_WHAT TO PRODUCE_
Set the listing down again in full, word for word, with the pictures left out.
|---|
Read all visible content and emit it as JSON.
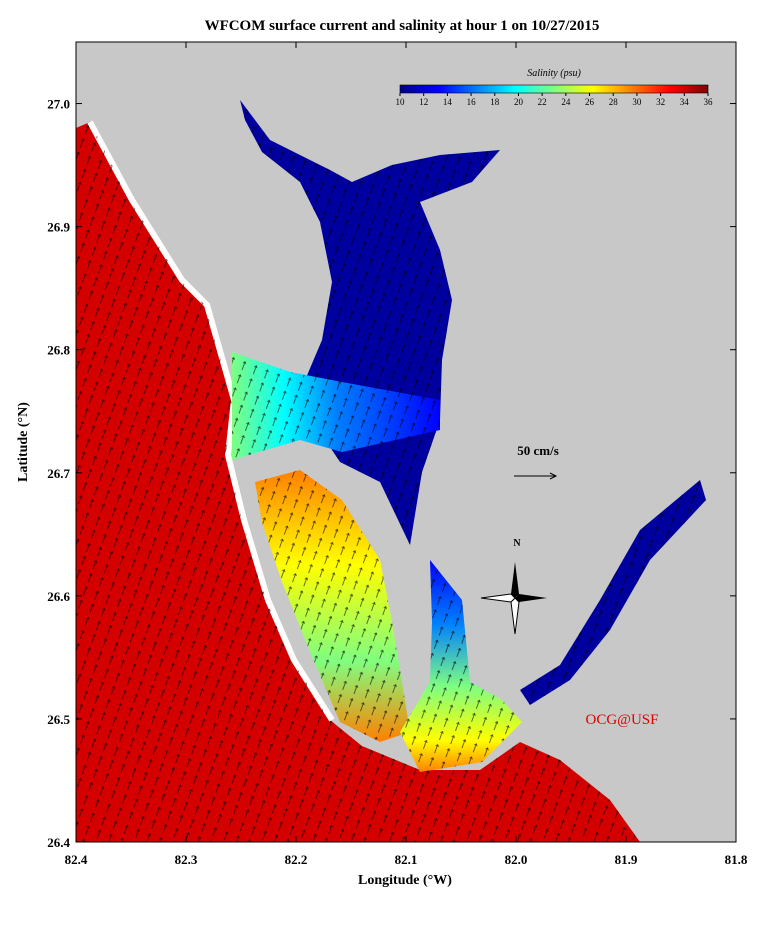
{
  "title": "WFCOM surface current and salinity at hour 1 on 10/27/2015",
  "x_label": "Longitude (°W)",
  "y_label": "Latitude (°N)",
  "xlim": [
    82.4,
    81.8
  ],
  "xticks": [
    82.4,
    82.3,
    82.2,
    82.1,
    {
      "value": 82,
      "label": "82.0"
    },
    81.9,
    81.8
  ],
  "ylim": [
    26.4,
    27.05
  ],
  "yticks": [
    26.4,
    26.5,
    26.6,
    26.7,
    26.8,
    26.9,
    {
      "value": 27,
      "label": "27.0"
    }
  ],
  "colorbar": {
    "label": "Salinity (psu)",
    "range": [
      10,
      36
    ],
    "ticks": [
      10,
      12,
      14,
      16,
      18,
      20,
      22,
      24,
      26,
      28,
      30,
      32,
      34,
      36
    ],
    "colors": [
      "#00008f",
      "#0000ff",
      "#0080ff",
      "#00ffff",
      "#80ff80",
      "#ffff00",
      "#ff8000",
      "#ff0000",
      "#800000"
    ]
  },
  "annotations": {
    "scale": "50 cm/s",
    "compass": "N",
    "credit": "OCG@USF"
  }
}
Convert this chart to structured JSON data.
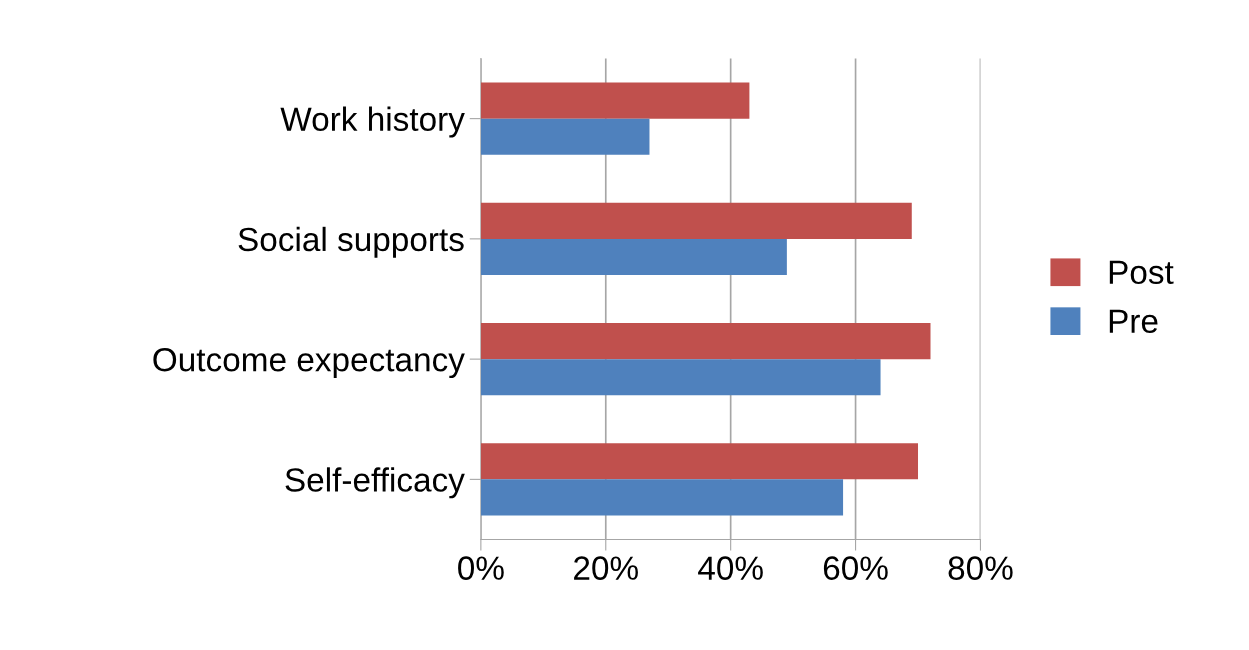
{
  "chart_data": {
    "type": "bar",
    "orientation": "horizontal",
    "categories": [
      "Work history",
      "Social supports",
      "Outcome expectancy",
      "Self-efficacy"
    ],
    "series": [
      {
        "name": "Post",
        "color": "#c0504d",
        "values": [
          43,
          69,
          72,
          70
        ]
      },
      {
        "name": "Pre",
        "color": "#4f81bd",
        "values": [
          27,
          49,
          64,
          58
        ]
      }
    ],
    "xlim": [
      0,
      80
    ],
    "xticks": [
      {
        "value": 0,
        "label": "0%"
      },
      {
        "value": 20,
        "label": "20%"
      },
      {
        "value": 40,
        "label": "40%"
      },
      {
        "value": 60,
        "label": "60%"
      },
      {
        "value": 80,
        "label": "80%"
      }
    ],
    "grid": "x",
    "legend": "right"
  }
}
|---|
_REPLY_
Read all visible content and emit it as JSON.
{
  "title": "WFCOM surface current and salinity at hour 1 on 10/27/2015",
  "x_label": "Longitude (°W)",
  "y_label": "Latitude (°N)",
  "xlim": [
    82.4,
    81.8
  ],
  "xticks": [
    82.4,
    82.3,
    82.2,
    82.1,
    {
      "value": 82,
      "label": "82.0"
    },
    81.9,
    81.8
  ],
  "ylim": [
    26.4,
    27.05
  ],
  "yticks": [
    26.4,
    26.5,
    26.6,
    26.7,
    26.8,
    26.9,
    {
      "value": 27,
      "label": "27.0"
    }
  ],
  "colorbar": {
    "label": "Salinity (psu)",
    "range": [
      10,
      36
    ],
    "ticks": [
      10,
      12,
      14,
      16,
      18,
      20,
      22,
      24,
      26,
      28,
      30,
      32,
      34,
      36
    ],
    "colors": [
      "#00008f",
      "#0000ff",
      "#0080ff",
      "#00ffff",
      "#80ff80",
      "#ffff00",
      "#ff8000",
      "#ff0000",
      "#800000"
    ]
  },
  "annotations": {
    "scale": "50 cm/s",
    "compass": "N",
    "credit": "OCG@USF"
  }
}
Convert this chart to structured JSON data.
{
  "chart_data": {
    "type": "bar",
    "orientation": "horizontal",
    "categories": [
      "Work history",
      "Social supports",
      "Outcome expectancy",
      "Self-efficacy"
    ],
    "series": [
      {
        "name": "Post",
        "color": "#c0504d",
        "values": [
          43,
          69,
          72,
          70
        ]
      },
      {
        "name": "Pre",
        "color": "#4f81bd",
        "values": [
          27,
          49,
          64,
          58
        ]
      }
    ],
    "xlim": [
      0,
      80
    ],
    "xticks": [
      {
        "value": 0,
        "label": "0%"
      },
      {
        "value": 20,
        "label": "20%"
      },
      {
        "value": 40,
        "label": "40%"
      },
      {
        "value": 60,
        "label": "60%"
      },
      {
        "value": 80,
        "label": "80%"
      }
    ],
    "grid": "x",
    "legend": "right"
  }
}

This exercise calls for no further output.